**Task goal**
Reproduce word for word every line from the beginning of the entries below through the line containing "- bar-debt: [112, 338, 130, 451]", with both ends included.

================

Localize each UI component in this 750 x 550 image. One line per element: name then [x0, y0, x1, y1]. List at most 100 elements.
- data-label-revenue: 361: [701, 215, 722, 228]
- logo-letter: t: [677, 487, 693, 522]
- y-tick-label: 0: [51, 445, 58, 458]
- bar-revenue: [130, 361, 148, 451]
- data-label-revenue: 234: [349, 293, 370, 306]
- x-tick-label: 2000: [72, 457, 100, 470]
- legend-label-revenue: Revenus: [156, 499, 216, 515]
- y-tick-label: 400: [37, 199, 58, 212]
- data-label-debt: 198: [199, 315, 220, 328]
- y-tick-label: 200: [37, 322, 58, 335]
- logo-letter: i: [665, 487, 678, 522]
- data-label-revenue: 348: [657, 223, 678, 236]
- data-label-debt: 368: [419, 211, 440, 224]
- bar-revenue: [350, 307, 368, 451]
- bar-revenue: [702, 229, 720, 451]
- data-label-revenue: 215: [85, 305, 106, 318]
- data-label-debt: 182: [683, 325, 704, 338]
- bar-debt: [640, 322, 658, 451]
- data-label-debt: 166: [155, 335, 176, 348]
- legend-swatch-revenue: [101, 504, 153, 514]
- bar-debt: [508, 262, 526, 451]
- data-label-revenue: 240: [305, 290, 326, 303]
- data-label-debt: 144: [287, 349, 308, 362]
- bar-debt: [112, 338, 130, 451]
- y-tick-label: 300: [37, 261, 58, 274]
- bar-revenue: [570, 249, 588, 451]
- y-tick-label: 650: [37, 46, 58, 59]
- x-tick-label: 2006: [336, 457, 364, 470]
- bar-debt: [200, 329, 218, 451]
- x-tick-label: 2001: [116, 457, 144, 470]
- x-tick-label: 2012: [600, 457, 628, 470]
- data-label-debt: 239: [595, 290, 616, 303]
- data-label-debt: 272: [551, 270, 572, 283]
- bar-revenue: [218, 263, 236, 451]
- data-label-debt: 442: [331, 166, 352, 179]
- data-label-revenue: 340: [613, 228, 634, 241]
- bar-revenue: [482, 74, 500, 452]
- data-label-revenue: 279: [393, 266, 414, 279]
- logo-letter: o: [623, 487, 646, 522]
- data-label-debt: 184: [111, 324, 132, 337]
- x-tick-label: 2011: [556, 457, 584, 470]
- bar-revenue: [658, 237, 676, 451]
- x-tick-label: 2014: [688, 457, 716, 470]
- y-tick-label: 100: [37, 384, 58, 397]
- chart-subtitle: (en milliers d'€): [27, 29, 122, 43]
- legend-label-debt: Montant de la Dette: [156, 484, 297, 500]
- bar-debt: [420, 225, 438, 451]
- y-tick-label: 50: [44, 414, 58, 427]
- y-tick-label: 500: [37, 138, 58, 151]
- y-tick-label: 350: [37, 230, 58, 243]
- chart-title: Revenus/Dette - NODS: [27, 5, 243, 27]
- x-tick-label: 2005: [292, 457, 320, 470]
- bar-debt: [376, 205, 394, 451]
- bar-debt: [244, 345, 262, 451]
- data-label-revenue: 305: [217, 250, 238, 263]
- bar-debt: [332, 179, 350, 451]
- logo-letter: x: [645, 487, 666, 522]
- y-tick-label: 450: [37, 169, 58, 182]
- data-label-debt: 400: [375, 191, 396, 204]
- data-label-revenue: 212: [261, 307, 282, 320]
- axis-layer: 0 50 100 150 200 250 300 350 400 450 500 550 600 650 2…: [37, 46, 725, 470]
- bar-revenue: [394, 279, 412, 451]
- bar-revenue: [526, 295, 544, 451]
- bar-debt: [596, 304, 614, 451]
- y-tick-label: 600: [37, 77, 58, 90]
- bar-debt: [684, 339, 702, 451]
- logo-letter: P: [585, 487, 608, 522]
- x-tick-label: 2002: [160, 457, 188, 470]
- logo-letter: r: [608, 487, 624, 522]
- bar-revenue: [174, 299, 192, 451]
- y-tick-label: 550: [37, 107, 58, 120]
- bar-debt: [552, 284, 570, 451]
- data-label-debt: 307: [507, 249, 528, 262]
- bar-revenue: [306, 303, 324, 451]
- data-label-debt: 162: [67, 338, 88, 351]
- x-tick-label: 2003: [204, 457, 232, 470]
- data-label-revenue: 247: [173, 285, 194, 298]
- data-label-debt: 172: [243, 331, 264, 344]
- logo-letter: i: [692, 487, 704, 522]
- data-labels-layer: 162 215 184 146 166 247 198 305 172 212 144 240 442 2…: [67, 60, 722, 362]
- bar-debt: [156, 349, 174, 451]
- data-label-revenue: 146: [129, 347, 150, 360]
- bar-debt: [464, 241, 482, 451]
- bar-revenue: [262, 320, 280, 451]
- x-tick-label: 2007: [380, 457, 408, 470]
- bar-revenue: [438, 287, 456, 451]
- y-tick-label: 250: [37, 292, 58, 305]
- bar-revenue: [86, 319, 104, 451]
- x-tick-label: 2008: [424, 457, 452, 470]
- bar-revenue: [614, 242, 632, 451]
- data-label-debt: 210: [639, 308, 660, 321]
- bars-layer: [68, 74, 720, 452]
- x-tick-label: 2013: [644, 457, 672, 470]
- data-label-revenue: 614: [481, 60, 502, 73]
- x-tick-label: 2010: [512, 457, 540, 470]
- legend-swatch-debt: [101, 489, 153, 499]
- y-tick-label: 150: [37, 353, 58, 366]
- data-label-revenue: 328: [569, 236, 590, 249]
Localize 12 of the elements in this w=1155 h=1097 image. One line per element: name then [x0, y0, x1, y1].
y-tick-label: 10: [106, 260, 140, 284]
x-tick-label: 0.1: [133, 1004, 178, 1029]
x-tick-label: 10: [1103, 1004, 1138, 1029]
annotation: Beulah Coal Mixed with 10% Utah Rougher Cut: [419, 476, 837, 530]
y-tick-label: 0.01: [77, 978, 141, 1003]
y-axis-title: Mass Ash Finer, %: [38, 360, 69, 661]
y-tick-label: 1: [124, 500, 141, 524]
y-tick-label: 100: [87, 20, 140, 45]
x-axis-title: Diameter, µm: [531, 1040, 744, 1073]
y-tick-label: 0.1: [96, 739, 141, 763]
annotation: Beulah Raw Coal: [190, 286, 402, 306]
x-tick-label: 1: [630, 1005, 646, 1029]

================

**Expected output**
Localize each UI component in this 750 x 550 image. One line per element: name then [x0, y0, x1, y1]. List at most 100 elements.
- data-label-revenue: 361: [701, 215, 722, 228]
- logo-letter: t: [677, 487, 693, 522]
- y-tick-label: 0: [51, 445, 58, 458]
- bar-revenue: [130, 361, 148, 451]
- data-label-revenue: 234: [349, 293, 370, 306]
- x-tick-label: 2000: [72, 457, 100, 470]
- legend-label-revenue: Revenus: [156, 499, 216, 515]
- y-tick-label: 400: [37, 199, 58, 212]
- data-label-debt: 198: [199, 315, 220, 328]
- y-tick-label: 200: [37, 322, 58, 335]
- logo-letter: i: [665, 487, 678, 522]
- data-label-revenue: 348: [657, 223, 678, 236]
- data-label-debt: 368: [419, 211, 440, 224]
- bar-revenue: [350, 307, 368, 451]
- bar-revenue: [702, 229, 720, 451]
- data-label-revenue: 215: [85, 305, 106, 318]
- data-label-debt: 182: [683, 325, 704, 338]
- bar-debt: [640, 322, 658, 451]
- data-label-debt: 166: [155, 335, 176, 348]
- legend-swatch-revenue: [101, 504, 153, 514]
- bar-debt: [508, 262, 526, 451]
- data-label-revenue: 240: [305, 290, 326, 303]
- data-label-debt: 144: [287, 349, 308, 362]
- bar-debt: [112, 338, 130, 451]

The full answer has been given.